(Stored entries)

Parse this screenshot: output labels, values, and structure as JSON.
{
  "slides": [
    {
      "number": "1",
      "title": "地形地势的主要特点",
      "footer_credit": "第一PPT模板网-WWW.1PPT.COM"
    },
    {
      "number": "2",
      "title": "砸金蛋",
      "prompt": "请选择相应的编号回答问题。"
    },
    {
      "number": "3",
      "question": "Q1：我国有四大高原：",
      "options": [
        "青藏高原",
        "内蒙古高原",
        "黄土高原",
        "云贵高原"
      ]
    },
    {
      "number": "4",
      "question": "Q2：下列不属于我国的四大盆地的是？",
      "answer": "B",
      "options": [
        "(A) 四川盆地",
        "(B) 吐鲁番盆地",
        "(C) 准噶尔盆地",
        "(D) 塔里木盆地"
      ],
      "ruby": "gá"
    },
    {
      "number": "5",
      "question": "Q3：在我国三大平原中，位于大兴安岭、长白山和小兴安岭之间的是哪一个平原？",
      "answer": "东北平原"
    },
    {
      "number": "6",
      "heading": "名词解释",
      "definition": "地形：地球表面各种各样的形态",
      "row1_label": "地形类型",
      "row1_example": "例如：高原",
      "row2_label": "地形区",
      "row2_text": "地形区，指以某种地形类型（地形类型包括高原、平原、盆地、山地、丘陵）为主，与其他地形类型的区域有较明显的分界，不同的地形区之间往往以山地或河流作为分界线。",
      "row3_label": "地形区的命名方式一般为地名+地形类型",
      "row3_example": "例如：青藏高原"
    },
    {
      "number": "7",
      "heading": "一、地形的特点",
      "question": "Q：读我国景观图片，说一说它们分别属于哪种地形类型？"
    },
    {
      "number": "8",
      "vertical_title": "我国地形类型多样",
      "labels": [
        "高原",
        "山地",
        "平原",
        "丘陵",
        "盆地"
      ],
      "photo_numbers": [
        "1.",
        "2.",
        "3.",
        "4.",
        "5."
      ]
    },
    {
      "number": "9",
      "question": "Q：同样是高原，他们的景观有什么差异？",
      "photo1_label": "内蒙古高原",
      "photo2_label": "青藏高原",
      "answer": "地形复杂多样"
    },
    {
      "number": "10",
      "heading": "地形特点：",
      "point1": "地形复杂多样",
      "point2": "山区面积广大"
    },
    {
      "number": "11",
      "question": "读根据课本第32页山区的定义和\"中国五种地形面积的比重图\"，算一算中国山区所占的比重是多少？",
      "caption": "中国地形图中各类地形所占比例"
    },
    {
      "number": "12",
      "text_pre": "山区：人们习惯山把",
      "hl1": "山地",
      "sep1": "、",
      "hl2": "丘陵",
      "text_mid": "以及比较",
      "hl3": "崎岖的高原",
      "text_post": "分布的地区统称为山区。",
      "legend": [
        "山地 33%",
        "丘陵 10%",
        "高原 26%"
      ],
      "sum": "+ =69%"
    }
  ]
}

What is needed
Please quote every record above exactly as it appears.

Solution for this exercise
Parse this screenshot: output labels, values, and structure as JSON.
{
  "slides": [
    {
      "number": "1",
      "title": "地形地势的主要特点",
      "footer_credit": "第一PPT模板网-WWW.1PPT.COM"
    },
    {
      "number": "2",
      "title": "砸金蛋",
      "prompt": "请选择相应的编号回答问题。"
    },
    {
      "number": "3",
      "question": "Q1：我国有四大高原：",
      "options": [
        "青藏高原",
        "内蒙古高原",
        "黄土高原",
        "云贵高原"
      ]
    },
    {
      "number": "4",
      "question": "Q2：下列不属于我国的四大盆地的是？",
      "answer": "B",
      "options": [
        "(A) 四川盆地",
        "(B) 吐鲁番盆地",
        "(C) 准噶尔盆地",
        "(D) 塔里木盆地"
      ],
      "ruby": "gá"
    },
    {
      "number": "5",
      "question": "Q3：在我国三大平原中，位于大兴安岭、长白山和小兴安岭之间的是哪一个平原？",
      "answer": "东北平原"
    },
    {
      "number": "6",
      "heading": "名词解释",
      "definition": "地形：地球表面各种各样的形态",
      "row1_label": "地形类型",
      "row1_example": "例如：高原",
      "row2_label": "地形区",
      "row2_text": "地形区，指以某种地形类型（地形类型包括高原、平原、盆地、山地、丘陵）为主，与其他地形类型的区域有较明显的分界，不同的地形区之间往往以山地或河流作为分界线。",
      "row3_label": "地形区的命名方式一般为地名+地形类型",
      "row3_example": "例如：青藏高原"
    },
    {
      "number": "7",
      "heading": "一、地形的特点",
      "question": "Q：读我国景观图片，说一说它们分别属于哪种地形类型？"
    },
    {
      "number": "8",
      "vertical_title": "我国地形类型多样",
      "labels": [
        "高原",
        "山地",
        "平原",
        "丘陵",
        "盆地"
      ],
      "photo_numbers": [
        "1.",
        "2.",
        "3.",
        "4.",
        "5."
      ]
    },
    {
      "number": "9",
      "question": "Q：同样是高原，他们的景观有什么差异？",
      "photo1_label": "内蒙古高原",
      "photo2_label": "青藏高原",
      "answer": "地形复杂多样"
    },
    {
      "number": "10",
      "heading": "地形特点：",
      "point1": "地形复杂多样",
      "point2": "山区面积广大"
    },
    {
      "number": "11",
      "question": "读根据课本第32页山区的定义和\"中国五种地形面积的比重图\"，算一算中国山区所占的比重是多少？",
      "caption": "中国地形图中各类地形所占比例"
    },
    {
      "number": "12",
      "text_pre": "山区：人们习惯山把",
      "hl1": "山地",
      "sep1": "、",
      "hl2": "丘陵",
      "text_mid": "以及比较",
      "hl3": "崎岖的高原",
      "text_post": "分布的地区统称为山区。",
      "legend": [
        "山地 33%",
        "丘陵 10%",
        "高原 26%"
      ],
      "sum": "+ =69%"
    }
  ]
}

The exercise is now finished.